▶ Supplied information:
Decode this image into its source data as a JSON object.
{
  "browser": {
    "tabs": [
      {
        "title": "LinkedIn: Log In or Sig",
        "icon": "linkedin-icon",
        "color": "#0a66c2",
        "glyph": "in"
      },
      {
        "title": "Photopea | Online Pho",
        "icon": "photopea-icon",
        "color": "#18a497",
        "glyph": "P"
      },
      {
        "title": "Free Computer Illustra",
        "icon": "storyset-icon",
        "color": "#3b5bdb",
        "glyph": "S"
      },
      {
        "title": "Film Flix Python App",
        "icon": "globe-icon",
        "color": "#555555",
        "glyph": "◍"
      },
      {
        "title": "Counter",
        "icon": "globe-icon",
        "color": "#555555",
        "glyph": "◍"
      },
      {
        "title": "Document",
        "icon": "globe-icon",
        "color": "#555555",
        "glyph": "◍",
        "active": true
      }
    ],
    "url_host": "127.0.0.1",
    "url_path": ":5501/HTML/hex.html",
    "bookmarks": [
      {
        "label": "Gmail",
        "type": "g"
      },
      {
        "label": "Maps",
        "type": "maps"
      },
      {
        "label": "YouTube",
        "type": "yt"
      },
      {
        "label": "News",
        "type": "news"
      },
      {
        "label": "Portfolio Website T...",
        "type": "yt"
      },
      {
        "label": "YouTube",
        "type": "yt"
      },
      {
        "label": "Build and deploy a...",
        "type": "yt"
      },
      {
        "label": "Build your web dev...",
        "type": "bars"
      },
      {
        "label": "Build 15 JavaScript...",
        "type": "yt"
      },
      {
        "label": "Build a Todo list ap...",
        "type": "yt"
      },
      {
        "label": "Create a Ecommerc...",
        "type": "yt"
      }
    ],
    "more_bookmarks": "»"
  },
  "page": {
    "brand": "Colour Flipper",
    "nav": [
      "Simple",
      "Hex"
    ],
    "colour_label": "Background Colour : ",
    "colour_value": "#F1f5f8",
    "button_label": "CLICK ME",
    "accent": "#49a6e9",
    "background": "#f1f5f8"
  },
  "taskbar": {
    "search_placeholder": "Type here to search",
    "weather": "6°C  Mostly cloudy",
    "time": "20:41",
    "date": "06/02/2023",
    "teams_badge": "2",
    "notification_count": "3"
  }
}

▶ Given task: Without leaving anything out, give the entries again exactly.

▶ Expected answer:
Decode this image into its source data as a JSON object.
{
  "browser": {
    "tabs": [
      {
        "title": "LinkedIn: Log In or Sig",
        "icon": "linkedin-icon",
        "color": "#0a66c2",
        "glyph": "in"
      },
      {
        "title": "Photopea | Online Pho",
        "icon": "photopea-icon",
        "color": "#18a497",
        "glyph": "P"
      },
      {
        "title": "Free Computer Illustra",
        "icon": "storyset-icon",
        "color": "#3b5bdb",
        "glyph": "S"
      },
      {
        "title": "Film Flix Python App",
        "icon": "globe-icon",
        "color": "#555555",
        "glyph": "◍"
      },
      {
        "title": "Counter",
        "icon": "globe-icon",
        "color": "#555555",
        "glyph": "◍"
      },
      {
        "title": "Document",
        "icon": "globe-icon",
        "color": "#555555",
        "glyph": "◍",
        "active": true
      }
    ],
    "url_host": "127.0.0.1",
    "url_path": ":5501/HTML/hex.html",
    "bookmarks": [
      {
        "label": "Gmail",
        "type": "g"
      },
      {
        "label": "Maps",
        "type": "maps"
      },
      {
        "label": "YouTube",
        "type": "yt"
      },
      {
        "label": "News",
        "type": "news"
      },
      {
        "label": "Portfolio Website T...",
        "type": "yt"
      },
      {
        "label": "YouTube",
        "type": "yt"
      },
      {
        "label": "Build and deploy a...",
        "type": "yt"
      },
      {
        "label": "Build your web dev...",
        "type": "bars"
      },
      {
        "label": "Build 15 JavaScript...",
        "type": "yt"
      },
      {
        "label": "Build a Todo list ap...",
        "type": "yt"
      },
      {
        "label": "Create a Ecommerc...",
        "type": "yt"
      }
    ],
    "more_bookmarks": "»"
  },
  "page": {
    "brand": "Colour Flipper",
    "nav": [
      "Simple",
      "Hex"
    ],
    "colour_label": "Background Colour : ",
    "colour_value": "#F1f5f8",
    "button_label": "CLICK ME",
    "accent": "#49a6e9",
    "background": "#f1f5f8"
  },
  "taskbar": {
    "search_placeholder": "Type here to search",
    "weather": "6°C  Mostly cloudy",
    "time": "20:41",
    "date": "06/02/2023",
    "teams_badge": "2",
    "notification_count": "3"
  }
}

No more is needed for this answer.